*PROVIDED DATA:*

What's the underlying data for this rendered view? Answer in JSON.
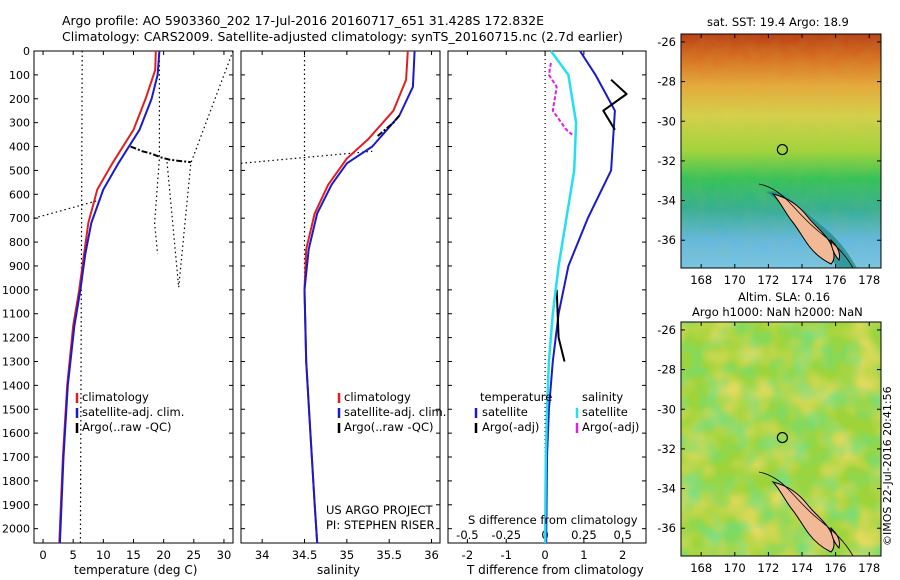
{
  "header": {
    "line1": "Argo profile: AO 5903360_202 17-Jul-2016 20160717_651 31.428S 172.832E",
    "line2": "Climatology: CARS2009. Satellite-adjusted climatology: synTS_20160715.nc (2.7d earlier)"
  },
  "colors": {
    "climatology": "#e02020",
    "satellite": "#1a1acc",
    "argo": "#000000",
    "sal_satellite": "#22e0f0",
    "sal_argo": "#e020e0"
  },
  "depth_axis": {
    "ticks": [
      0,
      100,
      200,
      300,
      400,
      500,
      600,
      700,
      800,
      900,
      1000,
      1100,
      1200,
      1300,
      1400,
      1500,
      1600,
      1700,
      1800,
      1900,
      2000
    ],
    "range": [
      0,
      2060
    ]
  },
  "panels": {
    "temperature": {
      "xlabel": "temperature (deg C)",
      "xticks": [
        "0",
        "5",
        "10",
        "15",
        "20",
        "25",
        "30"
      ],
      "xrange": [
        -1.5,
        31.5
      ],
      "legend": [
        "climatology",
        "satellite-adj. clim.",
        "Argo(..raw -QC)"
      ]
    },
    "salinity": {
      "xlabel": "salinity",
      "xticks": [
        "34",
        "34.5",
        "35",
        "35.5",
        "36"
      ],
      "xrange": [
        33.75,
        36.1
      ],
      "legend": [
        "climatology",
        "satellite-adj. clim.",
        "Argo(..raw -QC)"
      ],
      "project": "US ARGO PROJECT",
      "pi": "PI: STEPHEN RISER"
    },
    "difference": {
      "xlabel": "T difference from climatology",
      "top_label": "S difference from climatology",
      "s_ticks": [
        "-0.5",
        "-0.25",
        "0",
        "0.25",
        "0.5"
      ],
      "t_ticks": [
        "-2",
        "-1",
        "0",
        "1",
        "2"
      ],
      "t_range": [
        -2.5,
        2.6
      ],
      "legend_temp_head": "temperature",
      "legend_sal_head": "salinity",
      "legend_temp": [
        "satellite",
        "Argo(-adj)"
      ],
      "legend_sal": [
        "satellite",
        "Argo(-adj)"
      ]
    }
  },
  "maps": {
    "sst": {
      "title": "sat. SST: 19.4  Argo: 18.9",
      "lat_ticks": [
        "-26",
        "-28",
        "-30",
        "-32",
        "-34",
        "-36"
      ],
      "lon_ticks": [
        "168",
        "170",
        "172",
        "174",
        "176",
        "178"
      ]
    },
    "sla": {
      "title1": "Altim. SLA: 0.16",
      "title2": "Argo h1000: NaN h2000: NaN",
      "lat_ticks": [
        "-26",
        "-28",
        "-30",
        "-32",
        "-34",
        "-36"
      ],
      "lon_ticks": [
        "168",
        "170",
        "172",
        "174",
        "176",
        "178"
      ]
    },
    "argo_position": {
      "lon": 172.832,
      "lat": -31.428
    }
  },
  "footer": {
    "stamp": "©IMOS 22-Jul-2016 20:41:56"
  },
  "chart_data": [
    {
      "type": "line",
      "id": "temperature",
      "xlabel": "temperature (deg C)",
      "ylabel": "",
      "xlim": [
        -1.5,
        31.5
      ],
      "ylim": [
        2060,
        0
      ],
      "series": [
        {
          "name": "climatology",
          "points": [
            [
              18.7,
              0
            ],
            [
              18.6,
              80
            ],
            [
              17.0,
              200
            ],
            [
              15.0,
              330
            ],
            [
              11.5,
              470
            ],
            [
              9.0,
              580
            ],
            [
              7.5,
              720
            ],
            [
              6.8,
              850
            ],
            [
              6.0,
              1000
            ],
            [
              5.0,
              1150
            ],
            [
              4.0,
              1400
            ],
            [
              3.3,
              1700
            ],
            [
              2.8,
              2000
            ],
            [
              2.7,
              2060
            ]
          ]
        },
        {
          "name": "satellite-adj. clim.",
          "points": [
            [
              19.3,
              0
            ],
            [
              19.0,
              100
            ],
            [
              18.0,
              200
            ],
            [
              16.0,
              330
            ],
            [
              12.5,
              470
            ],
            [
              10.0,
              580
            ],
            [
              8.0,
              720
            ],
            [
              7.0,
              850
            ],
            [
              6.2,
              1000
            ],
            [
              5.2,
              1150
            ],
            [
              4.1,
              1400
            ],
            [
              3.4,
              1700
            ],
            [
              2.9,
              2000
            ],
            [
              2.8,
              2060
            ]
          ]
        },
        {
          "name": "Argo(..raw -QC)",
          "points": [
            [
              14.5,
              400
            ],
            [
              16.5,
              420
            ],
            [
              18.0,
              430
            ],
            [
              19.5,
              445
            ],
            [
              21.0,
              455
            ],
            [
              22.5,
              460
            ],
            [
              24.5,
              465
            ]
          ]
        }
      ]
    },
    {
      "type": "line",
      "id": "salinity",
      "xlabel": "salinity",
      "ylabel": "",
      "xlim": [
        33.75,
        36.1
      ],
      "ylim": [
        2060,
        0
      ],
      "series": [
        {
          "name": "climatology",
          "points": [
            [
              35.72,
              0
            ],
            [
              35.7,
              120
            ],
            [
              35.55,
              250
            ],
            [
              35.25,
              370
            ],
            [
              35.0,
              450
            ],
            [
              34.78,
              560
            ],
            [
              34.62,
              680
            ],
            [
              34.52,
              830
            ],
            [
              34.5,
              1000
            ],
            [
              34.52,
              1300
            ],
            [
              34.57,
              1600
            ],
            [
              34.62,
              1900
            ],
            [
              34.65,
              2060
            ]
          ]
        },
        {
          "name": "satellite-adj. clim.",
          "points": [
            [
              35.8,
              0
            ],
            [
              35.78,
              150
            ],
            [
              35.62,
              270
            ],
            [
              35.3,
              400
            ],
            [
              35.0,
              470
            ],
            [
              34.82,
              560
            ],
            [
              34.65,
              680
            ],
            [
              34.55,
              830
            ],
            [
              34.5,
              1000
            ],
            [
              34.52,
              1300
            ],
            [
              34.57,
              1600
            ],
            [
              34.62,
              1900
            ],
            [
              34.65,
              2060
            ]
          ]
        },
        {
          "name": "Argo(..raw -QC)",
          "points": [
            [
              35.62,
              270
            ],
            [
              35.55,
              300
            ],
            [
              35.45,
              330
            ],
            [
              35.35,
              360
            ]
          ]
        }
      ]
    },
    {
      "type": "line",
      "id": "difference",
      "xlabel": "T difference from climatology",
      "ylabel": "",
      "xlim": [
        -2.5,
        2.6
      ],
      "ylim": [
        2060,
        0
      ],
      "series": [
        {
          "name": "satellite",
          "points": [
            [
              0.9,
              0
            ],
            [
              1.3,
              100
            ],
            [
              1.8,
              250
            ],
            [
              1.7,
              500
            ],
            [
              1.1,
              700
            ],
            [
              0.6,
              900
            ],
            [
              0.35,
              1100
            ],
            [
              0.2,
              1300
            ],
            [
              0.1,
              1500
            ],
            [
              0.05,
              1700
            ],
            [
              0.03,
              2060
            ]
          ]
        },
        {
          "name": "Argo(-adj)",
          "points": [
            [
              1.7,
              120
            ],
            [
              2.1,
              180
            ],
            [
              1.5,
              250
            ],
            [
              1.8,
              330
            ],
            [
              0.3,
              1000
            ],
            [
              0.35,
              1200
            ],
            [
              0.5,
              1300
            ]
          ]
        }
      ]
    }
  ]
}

==

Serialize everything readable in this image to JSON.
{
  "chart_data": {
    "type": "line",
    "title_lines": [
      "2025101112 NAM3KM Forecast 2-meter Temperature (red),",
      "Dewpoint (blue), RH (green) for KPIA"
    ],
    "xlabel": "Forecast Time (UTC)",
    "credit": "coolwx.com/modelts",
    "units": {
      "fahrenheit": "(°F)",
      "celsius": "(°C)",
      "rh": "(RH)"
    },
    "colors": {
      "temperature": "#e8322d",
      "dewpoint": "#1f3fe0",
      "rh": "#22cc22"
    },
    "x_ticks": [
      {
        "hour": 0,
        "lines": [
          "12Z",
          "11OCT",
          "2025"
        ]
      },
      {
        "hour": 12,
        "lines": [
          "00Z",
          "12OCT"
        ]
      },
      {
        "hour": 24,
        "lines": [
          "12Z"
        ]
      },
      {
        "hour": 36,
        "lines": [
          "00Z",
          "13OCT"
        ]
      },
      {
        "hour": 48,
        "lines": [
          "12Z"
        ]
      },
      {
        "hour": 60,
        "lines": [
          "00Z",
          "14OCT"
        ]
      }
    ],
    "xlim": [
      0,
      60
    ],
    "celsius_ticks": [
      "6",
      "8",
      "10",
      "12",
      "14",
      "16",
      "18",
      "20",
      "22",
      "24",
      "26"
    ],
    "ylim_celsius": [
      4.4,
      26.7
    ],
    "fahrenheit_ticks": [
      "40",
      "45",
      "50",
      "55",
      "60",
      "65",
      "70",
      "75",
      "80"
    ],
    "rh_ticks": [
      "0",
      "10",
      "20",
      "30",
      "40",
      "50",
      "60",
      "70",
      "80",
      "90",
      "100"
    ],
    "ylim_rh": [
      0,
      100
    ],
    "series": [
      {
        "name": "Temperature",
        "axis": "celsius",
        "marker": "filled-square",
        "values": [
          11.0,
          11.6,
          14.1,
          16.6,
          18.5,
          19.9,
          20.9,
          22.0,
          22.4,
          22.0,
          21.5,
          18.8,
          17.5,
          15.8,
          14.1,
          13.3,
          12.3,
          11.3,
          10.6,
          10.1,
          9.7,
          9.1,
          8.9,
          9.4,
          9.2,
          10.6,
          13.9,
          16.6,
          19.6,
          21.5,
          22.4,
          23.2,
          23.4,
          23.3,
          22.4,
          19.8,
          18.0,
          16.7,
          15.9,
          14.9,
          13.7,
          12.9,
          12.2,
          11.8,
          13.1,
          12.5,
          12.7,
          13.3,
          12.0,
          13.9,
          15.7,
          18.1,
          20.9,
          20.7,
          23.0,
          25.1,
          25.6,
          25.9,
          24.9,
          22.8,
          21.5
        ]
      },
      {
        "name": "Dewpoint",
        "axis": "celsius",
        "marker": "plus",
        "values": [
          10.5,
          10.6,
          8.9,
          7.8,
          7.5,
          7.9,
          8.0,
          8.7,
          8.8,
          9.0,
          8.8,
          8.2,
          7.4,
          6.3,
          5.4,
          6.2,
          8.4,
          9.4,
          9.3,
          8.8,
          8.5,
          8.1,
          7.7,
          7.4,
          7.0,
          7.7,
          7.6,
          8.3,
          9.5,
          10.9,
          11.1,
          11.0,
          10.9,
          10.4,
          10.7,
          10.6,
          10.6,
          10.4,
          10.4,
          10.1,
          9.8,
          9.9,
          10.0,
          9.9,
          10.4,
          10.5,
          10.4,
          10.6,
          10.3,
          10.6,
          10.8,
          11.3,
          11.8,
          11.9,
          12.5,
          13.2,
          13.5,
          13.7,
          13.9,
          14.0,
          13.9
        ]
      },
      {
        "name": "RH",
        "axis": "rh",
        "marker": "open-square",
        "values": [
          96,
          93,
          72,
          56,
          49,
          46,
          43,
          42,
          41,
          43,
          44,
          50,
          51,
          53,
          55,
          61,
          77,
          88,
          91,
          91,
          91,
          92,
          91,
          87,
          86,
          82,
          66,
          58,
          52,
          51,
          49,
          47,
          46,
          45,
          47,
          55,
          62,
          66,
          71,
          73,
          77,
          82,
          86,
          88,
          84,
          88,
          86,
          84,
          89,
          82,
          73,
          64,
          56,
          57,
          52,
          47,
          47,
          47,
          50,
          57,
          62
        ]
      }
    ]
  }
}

*WORK REQUIRED:*
Copy out all lines above that include the string "hour".

*IN RESPONSE:*
        "hour": 0,
        "hour": 12,
        "hour": 24,
        "hour": 36,
        "hour": 48,
        "hour": 60,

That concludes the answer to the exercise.